━━━━━ Exercise inputs
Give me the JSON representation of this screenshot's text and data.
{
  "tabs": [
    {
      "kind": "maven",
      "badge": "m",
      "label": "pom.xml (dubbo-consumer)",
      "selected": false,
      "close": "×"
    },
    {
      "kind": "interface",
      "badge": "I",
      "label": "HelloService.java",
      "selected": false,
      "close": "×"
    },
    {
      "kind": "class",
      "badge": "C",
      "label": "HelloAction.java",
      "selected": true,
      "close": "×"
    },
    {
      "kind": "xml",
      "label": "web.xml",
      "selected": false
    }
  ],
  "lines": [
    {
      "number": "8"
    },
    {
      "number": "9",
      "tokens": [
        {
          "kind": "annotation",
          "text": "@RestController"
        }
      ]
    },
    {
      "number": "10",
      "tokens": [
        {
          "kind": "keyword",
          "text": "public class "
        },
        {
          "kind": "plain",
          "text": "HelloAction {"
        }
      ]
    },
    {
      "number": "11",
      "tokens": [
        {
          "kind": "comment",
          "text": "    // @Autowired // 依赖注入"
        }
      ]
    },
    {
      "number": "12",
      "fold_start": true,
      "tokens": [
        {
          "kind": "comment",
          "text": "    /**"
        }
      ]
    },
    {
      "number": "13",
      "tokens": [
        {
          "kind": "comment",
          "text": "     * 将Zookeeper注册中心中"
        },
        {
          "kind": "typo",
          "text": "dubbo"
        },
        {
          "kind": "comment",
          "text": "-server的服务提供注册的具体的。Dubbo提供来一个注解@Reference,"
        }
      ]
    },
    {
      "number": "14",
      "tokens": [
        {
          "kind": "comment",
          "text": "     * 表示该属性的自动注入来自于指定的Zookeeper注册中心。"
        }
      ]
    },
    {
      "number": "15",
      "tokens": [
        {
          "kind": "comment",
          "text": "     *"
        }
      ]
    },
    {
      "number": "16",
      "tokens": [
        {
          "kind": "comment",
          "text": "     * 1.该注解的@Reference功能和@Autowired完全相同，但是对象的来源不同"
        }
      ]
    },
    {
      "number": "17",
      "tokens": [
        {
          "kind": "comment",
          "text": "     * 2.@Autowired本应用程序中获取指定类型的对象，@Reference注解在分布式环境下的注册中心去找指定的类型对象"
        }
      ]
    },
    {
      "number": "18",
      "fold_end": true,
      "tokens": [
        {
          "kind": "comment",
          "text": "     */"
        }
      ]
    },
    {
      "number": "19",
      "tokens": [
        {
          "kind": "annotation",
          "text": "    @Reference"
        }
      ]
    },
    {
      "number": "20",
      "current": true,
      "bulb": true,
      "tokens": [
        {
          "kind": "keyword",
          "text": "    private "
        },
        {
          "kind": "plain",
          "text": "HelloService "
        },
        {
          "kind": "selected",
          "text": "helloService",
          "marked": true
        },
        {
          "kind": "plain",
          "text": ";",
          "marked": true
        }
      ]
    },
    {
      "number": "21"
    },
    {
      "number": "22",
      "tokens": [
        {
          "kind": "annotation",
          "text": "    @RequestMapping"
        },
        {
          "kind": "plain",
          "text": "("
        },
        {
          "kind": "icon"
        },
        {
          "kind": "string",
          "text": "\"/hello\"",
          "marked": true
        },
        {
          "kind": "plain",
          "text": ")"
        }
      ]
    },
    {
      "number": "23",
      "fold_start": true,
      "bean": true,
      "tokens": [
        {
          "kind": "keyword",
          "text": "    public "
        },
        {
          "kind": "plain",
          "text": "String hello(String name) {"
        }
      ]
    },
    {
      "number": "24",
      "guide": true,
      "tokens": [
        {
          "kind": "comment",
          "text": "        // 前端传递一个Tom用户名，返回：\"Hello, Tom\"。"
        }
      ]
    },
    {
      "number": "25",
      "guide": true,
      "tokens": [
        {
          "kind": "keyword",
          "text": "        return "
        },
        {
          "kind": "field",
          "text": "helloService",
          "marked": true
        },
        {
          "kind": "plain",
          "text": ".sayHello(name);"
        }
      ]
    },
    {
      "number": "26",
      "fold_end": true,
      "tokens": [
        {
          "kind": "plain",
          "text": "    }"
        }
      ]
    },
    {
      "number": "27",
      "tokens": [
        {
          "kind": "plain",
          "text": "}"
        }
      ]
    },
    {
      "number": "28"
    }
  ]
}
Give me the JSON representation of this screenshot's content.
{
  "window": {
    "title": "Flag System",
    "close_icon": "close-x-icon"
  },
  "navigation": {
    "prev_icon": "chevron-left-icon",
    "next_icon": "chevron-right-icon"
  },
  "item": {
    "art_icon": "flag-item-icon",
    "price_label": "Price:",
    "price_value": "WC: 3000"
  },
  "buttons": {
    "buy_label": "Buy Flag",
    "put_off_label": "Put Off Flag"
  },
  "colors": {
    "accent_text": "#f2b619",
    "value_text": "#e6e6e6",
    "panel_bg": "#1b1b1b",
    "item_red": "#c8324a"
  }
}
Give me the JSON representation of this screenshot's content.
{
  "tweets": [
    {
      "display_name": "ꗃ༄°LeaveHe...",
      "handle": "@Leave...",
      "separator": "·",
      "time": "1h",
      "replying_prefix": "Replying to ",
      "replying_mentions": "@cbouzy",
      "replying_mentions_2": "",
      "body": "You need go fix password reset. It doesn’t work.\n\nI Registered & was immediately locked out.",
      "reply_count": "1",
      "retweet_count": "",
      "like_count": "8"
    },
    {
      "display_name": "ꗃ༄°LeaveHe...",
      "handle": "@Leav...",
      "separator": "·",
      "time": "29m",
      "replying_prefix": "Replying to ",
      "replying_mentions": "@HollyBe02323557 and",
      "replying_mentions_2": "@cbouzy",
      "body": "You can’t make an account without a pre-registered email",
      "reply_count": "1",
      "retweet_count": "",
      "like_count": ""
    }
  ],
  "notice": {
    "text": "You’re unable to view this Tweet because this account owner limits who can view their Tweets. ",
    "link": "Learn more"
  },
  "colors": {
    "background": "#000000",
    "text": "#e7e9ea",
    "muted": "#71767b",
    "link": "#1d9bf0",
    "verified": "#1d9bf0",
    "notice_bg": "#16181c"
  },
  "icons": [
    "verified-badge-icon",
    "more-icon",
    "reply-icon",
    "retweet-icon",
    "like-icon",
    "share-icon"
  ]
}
━━━━━━━━━━
**What you are asked to do:** Lines holding the word "badge" in the entries above are the ones to pull out. Copy them all.

**The reply:**
      "badge": "m",
      "badge": "I",
      "badge": "C",
    "verified-badge-icon",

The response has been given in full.